_SET PROBLEM_. Copy out, in full, each line of the material below that contains the string "axis".

_EXERCISE INPUTS_.
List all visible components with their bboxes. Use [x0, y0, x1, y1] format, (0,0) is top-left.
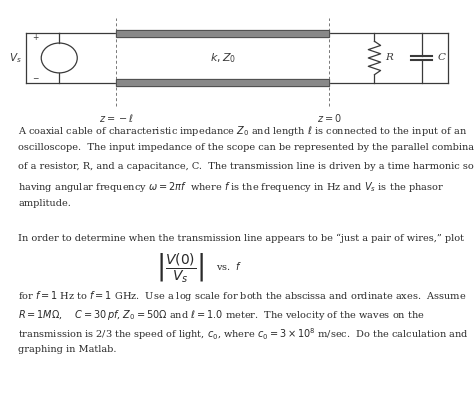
Text: $k, Z_0$: $k, Z_0$: [210, 51, 236, 65]
Text: having angular frequency $\omega = 2\pi f$  where $f$ is the frequency in Hz and: having angular frequency $\omega = 2\pi …: [18, 180, 444, 195]
Text: +: +: [32, 33, 39, 42]
Text: $z = -\ell$: $z = -\ell$: [99, 112, 133, 124]
Text: $R = 1M\Omega$,    $C = 30\,pf$, $Z_0 = 50\Omega$ and $\ell = 1.0$ meter.  The v: $R = 1M\Omega$, $C = 30\,pf$, $Z_0 = 50\…: [18, 308, 425, 322]
Text: vs.  $f$: vs. $f$: [216, 260, 242, 272]
Text: $\left|\dfrac{V(0)}{V_s}\right|$: $\left|\dfrac{V(0)}{V_s}\right|$: [156, 252, 204, 285]
Text: graphing in Matlab.: graphing in Matlab.: [18, 345, 117, 354]
Text: −: −: [32, 74, 39, 83]
Bar: [116, 30, 329, 37]
Text: of a resistor, R, and a capacitance, C.  The transmission line is driven by a ti: of a resistor, R, and a capacitance, C. …: [18, 162, 474, 171]
Text: R: R: [385, 53, 393, 62]
Text: $V_s$: $V_s$: [9, 51, 21, 65]
Text: In order to determine when the transmission line appears to be “just a pair of w: In order to determine when the transmiss…: [18, 234, 464, 243]
Text: $z = 0$: $z = 0$: [317, 112, 342, 124]
Text: C: C: [438, 53, 446, 62]
Text: for $f = 1$ Hz to $f = 1$ GHz.  Use a log scale for both the abscissa and ordina: for $f = 1$ Hz to $f = 1$ GHz. Use a log…: [18, 289, 466, 303]
Bar: [116, 79, 329, 86]
Bar: [116, 30, 329, 37]
Text: A coaxial cable of characteristic impedance $Z_0$ and length $\ell$ is connected: A coaxial cable of characteristic impeda…: [18, 124, 467, 138]
Text: transmission is 2/3 the speed of light, $c_0$, where $c_0 = 3\times10^8$ m/sec. : transmission is 2/3 the speed of light, …: [18, 327, 469, 342]
Bar: [116, 79, 329, 86]
Text: oscilloscope.  The input impedance of the scope can be represented by the parall: oscilloscope. The input impedance of the…: [18, 143, 474, 152]
Text: amplitude.: amplitude.: [18, 199, 71, 208]
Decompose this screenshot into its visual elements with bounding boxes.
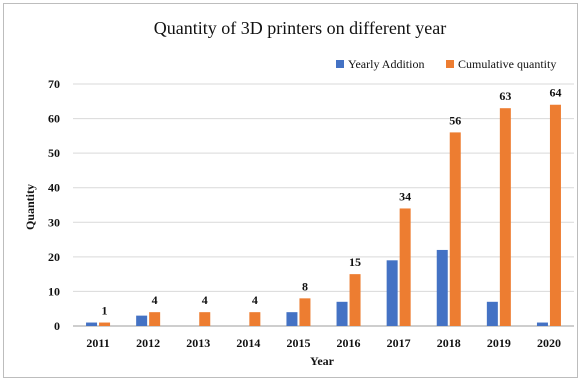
bar-cumulative-quantity <box>549 104 561 326</box>
y-tick-label: 30 <box>48 215 60 229</box>
x-tick-label: 2016 <box>337 336 361 350</box>
y-tick-labels: 0 10 20 30 40 50 60 70 <box>48 77 60 333</box>
bar-cumulative-quantity <box>399 208 411 326</box>
bar-cumulative-quantity <box>99 322 111 326</box>
bar-cumulative-quantity <box>199 312 211 326</box>
chart-title: Quantity of 3D printers on different yea… <box>154 18 447 38</box>
x-tick-label: 2014 <box>236 336 260 350</box>
y-tick-label: 50 <box>48 146 60 160</box>
bar-yearly-addition <box>86 322 98 326</box>
gridlines <box>73 83 574 327</box>
data-label: 15 <box>349 255 361 269</box>
legend-swatch-cumulative <box>446 60 454 68</box>
bar-yearly-addition <box>336 301 348 326</box>
bar-cumulative-quantity <box>299 298 311 326</box>
data-labels: 1 4 4 4 8 15 34 56 63 64 <box>102 86 562 318</box>
y-tick-label: 70 <box>48 77 60 91</box>
data-label: 4 <box>152 293 158 307</box>
legend: Yearly Addition Cumulative quantity <box>336 57 556 71</box>
data-label: 8 <box>302 279 308 293</box>
x-axis-label: Year <box>310 354 335 368</box>
legend-swatch-yearly <box>336 60 344 68</box>
x-tick-label: 2011 <box>86 336 109 350</box>
bar-cumulative-quantity <box>349 274 361 326</box>
bar-cumulative-quantity <box>449 132 461 326</box>
x-tick-labels: 2011 2012 2013 2014 2015 2016 2017 2018 2019 2020 <box>86 336 561 350</box>
data-label: 63 <box>499 89 511 103</box>
bar-cumulative-quantity <box>149 312 161 326</box>
bar-yearly-addition <box>536 322 548 326</box>
bar-yearly-addition <box>486 301 498 326</box>
x-tick-label: 2018 <box>437 336 461 350</box>
x-tick-label: 2013 <box>186 336 210 350</box>
bar-yearly-addition <box>286 312 298 326</box>
legend-label-cumulative: Cumulative quantity <box>458 57 556 71</box>
data-label: 34 <box>399 189 411 203</box>
bar-cumulative-quantity <box>499 108 511 326</box>
bar-cumulative-quantity <box>249 312 261 326</box>
y-tick-label: 10 <box>48 284 60 298</box>
data-label: 64 <box>549 86 561 100</box>
y-tick-label: 20 <box>48 250 60 264</box>
data-label: 4 <box>252 293 258 307</box>
y-tick-label: 0 <box>54 319 60 333</box>
data-label: 1 <box>102 304 108 318</box>
x-tick-label: 2017 <box>387 336 411 350</box>
bar-yearly-addition <box>386 260 398 326</box>
bar-yearly-addition <box>136 315 148 326</box>
data-label: 56 <box>449 113 461 127</box>
data-label: 4 <box>202 293 208 307</box>
legend-label-yearly: Yearly Addition <box>348 57 424 71</box>
x-tick-label: 2019 <box>487 336 511 350</box>
y-tick-label: 40 <box>48 181 60 195</box>
x-tick-label: 2012 <box>136 336 160 350</box>
bar-yearly-addition <box>436 249 448 326</box>
bars <box>86 104 561 326</box>
x-tick-label: 2020 <box>537 336 561 350</box>
y-tick-label: 60 <box>48 112 60 126</box>
x-tick-label: 2015 <box>286 336 310 350</box>
y-axis-label: Quantity <box>23 184 37 230</box>
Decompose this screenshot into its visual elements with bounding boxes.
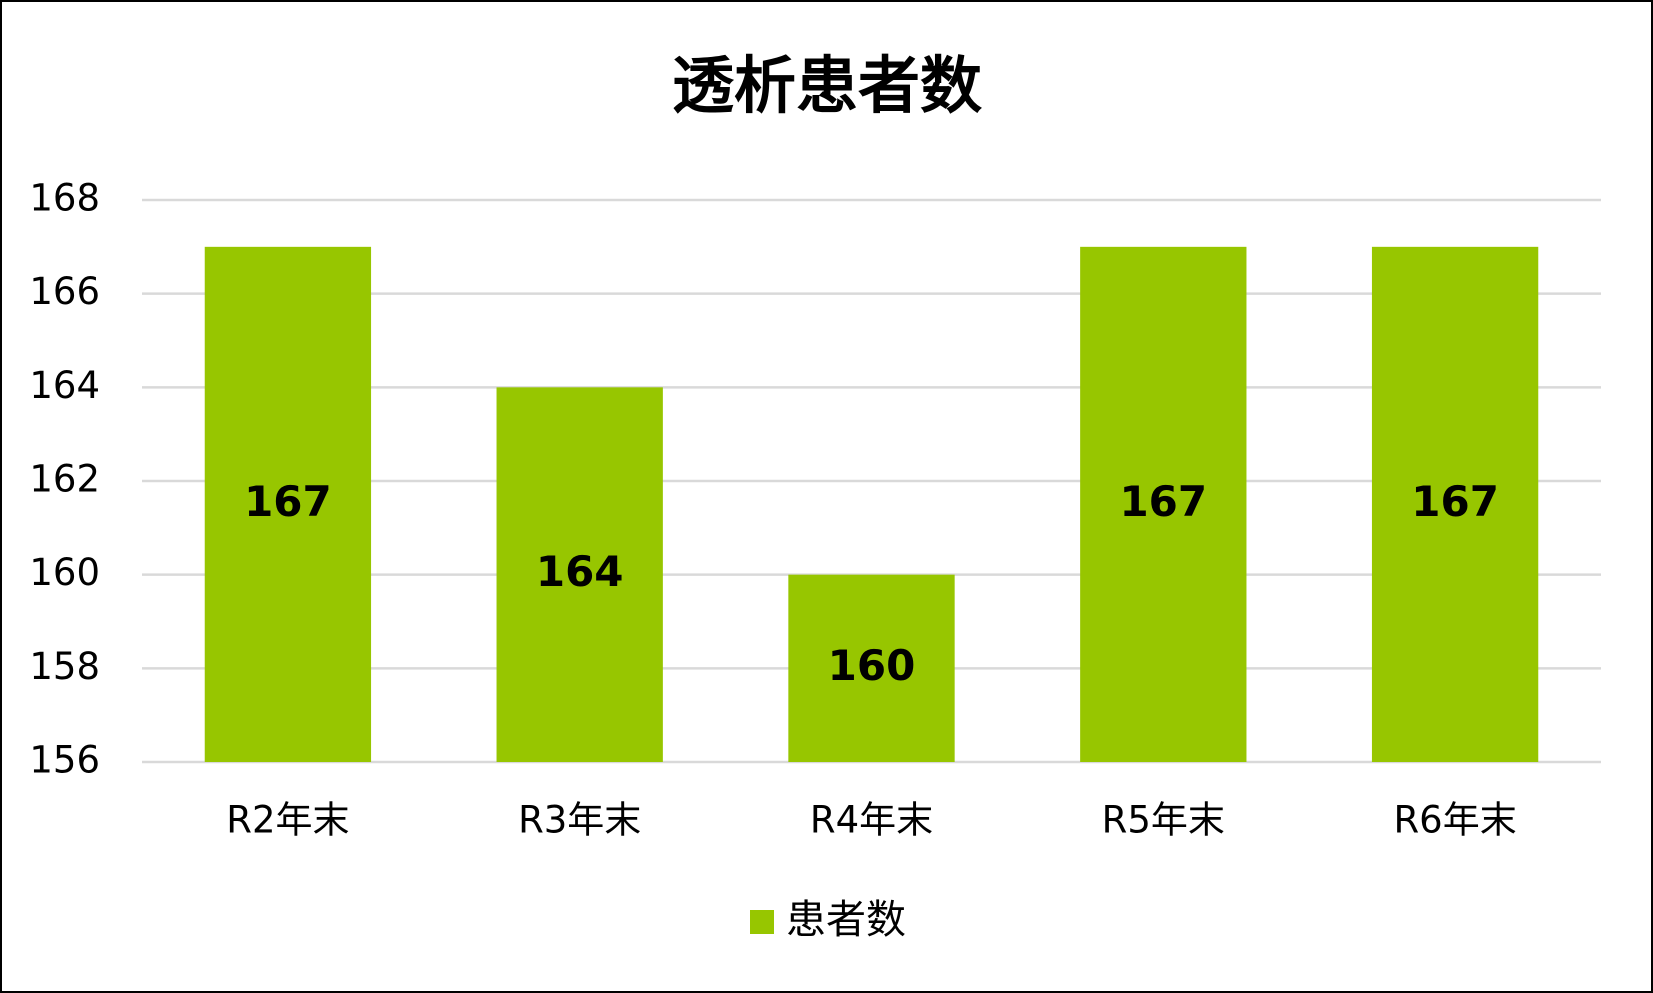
chart-title: 透析患者数 [672, 49, 982, 122]
data-label: 164 [536, 547, 624, 596]
bar [1371, 246, 1539, 763]
x-tick-label: R6年末 [1393, 799, 1516, 842]
data-label: 167 [1119, 477, 1207, 526]
y-tick-label: 156 [29, 739, 100, 782]
x-tick-label: R4年末 [810, 799, 933, 842]
bar [496, 387, 663, 762]
y-tick-label: 164 [29, 364, 100, 407]
y-tick-label: 168 [29, 177, 100, 220]
bar [788, 574, 955, 762]
y-tick-label: 166 [29, 270, 100, 313]
legend-swatch [750, 910, 774, 934]
y-tick-label: 160 [29, 551, 100, 594]
data-label: 167 [244, 477, 332, 526]
legend-label: 患者数 [786, 897, 906, 943]
data-label: 167 [1411, 477, 1499, 526]
bar [1080, 246, 1247, 763]
bar [204, 246, 372, 763]
x-tick-label: R2年末 [226, 799, 349, 842]
data-label: 160 [828, 641, 916, 690]
x-tick-label: R5年末 [1102, 799, 1225, 842]
x-tick-label: R3年末 [518, 799, 641, 842]
y-tick-label: 162 [29, 458, 100, 501]
y-tick-label: 158 [29, 645, 100, 688]
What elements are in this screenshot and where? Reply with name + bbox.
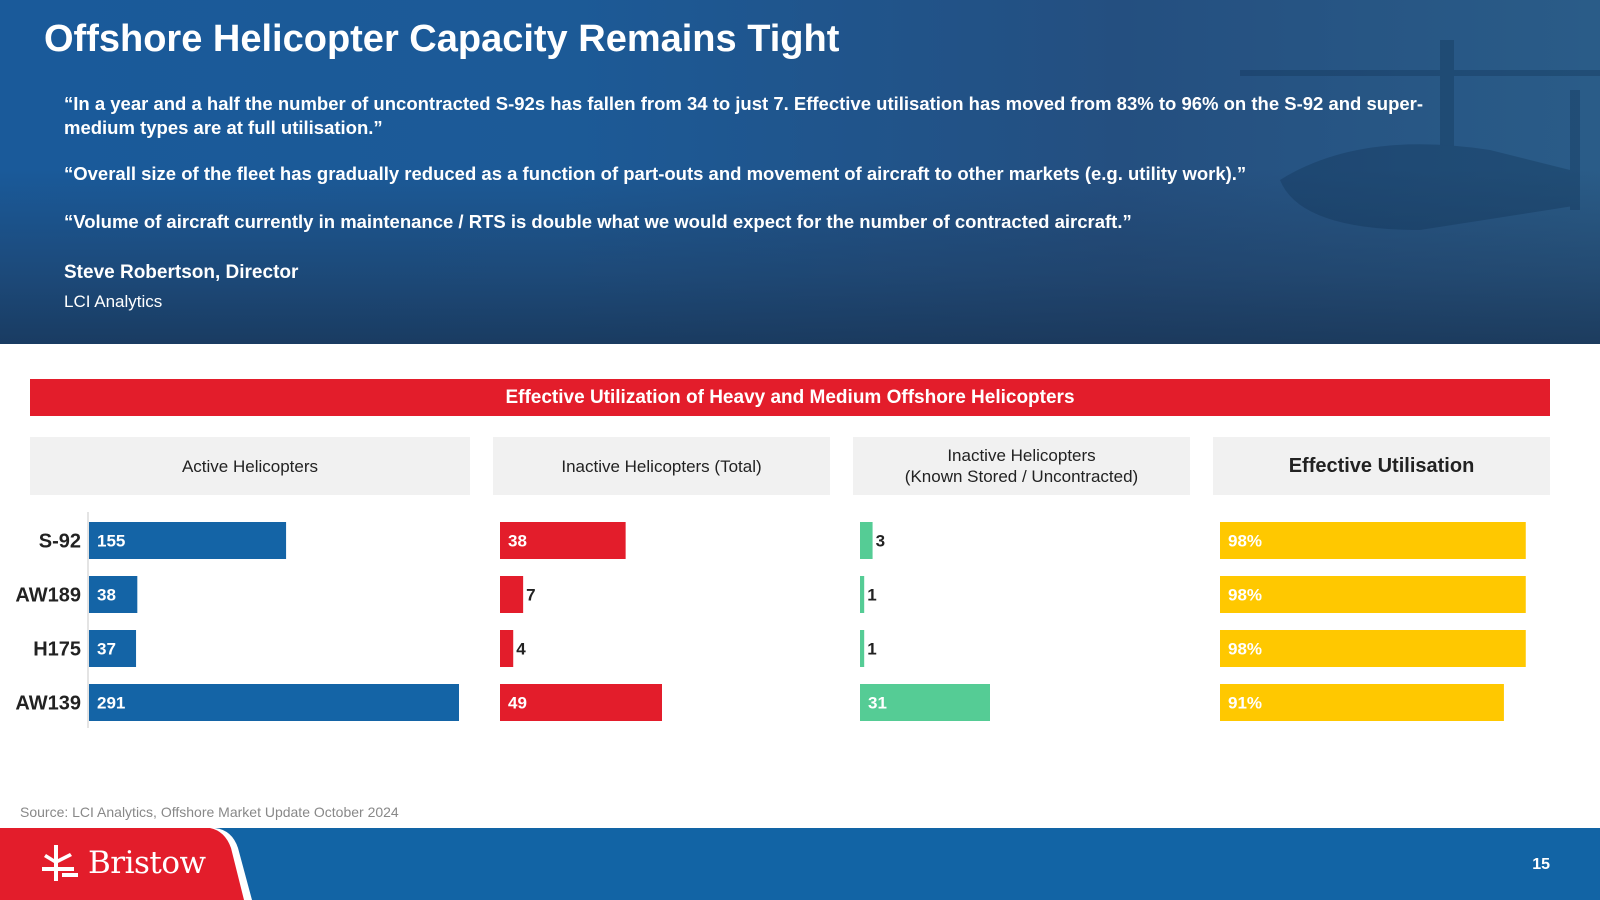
bar xyxy=(500,576,524,613)
category-label: H175 xyxy=(33,639,81,661)
footer-bar xyxy=(0,828,1600,900)
data-label: 98% xyxy=(1228,640,1262,659)
helicopter-silhouette-icon xyxy=(1240,40,1600,230)
hero-banner: Offshore Helicopter Capacity Remains Tig… xyxy=(0,0,1600,344)
data-label: 1 xyxy=(867,640,876,659)
bar xyxy=(1220,576,1526,613)
bristow-logo-icon xyxy=(42,845,78,881)
data-label: 91% xyxy=(1228,694,1262,713)
slide-title: Offshore Helicopter Capacity Remains Tig… xyxy=(44,18,840,60)
bar xyxy=(1220,684,1504,721)
bar xyxy=(500,684,662,721)
bar xyxy=(89,522,287,559)
bar xyxy=(860,576,865,613)
quote-organization: LCI Analytics xyxy=(64,292,163,311)
data-label: 155 xyxy=(97,532,125,551)
footer-accent-shape xyxy=(0,828,252,900)
data-label: 98% xyxy=(1228,532,1262,551)
bar xyxy=(89,684,459,721)
category-label: S-92 xyxy=(39,531,81,553)
data-label: 291 xyxy=(97,694,125,713)
category-label: AW139 xyxy=(15,693,81,715)
header-inactive-stored: Inactive Helicopters (Known Stored / Unc… xyxy=(853,437,1190,495)
logo-wordmark: Bristow xyxy=(88,845,206,881)
data-label: 38 xyxy=(97,586,116,605)
header-inactive-total: Inactive Helicopters (Total) xyxy=(493,437,830,495)
header-effective-utilisation: Effective Utilisation xyxy=(1213,437,1550,495)
bar xyxy=(500,630,514,667)
bar xyxy=(860,684,990,721)
data-label: 38 xyxy=(508,532,527,551)
chart-title: Effective Utilization of Heavy and Mediu… xyxy=(30,379,1550,416)
data-label: 98% xyxy=(1228,586,1262,605)
bar xyxy=(860,522,873,559)
category-label: AW189 xyxy=(15,585,81,607)
quote-3: “Volume of aircraft currently in mainten… xyxy=(64,211,1132,232)
bar xyxy=(860,630,865,667)
quote-author: Steve Robertson, Director xyxy=(64,262,299,283)
data-label: 31 xyxy=(868,694,887,713)
data-label: 37 xyxy=(97,640,116,659)
quote-1: “In a year and a half the number of unco… xyxy=(64,93,1424,138)
bar xyxy=(500,522,626,559)
bar xyxy=(89,630,137,667)
page-number: 15 xyxy=(1532,856,1550,873)
bar xyxy=(1220,522,1526,559)
bristow-logo: Bristow xyxy=(40,843,206,883)
data-label: 1 xyxy=(867,586,876,605)
background-haze xyxy=(0,170,1600,344)
bar xyxy=(1220,630,1526,667)
header-active-helicopters: Active Helicopters xyxy=(30,437,470,495)
data-label: 4 xyxy=(516,640,526,659)
source-note: Source: LCI Analytics, Offshore Market U… xyxy=(20,804,399,820)
data-label: 7 xyxy=(526,586,535,605)
quote-2: “Overall size of the fleet has gradually… xyxy=(64,163,1247,184)
bar xyxy=(89,576,138,613)
data-label: 3 xyxy=(876,532,885,551)
data-label: 49 xyxy=(508,694,527,713)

_WRITTEN RESPONSE_.
x-axis-label: Year <box>310 354 335 368</box>
y-axis-label: Quantity <box>23 184 37 230</box>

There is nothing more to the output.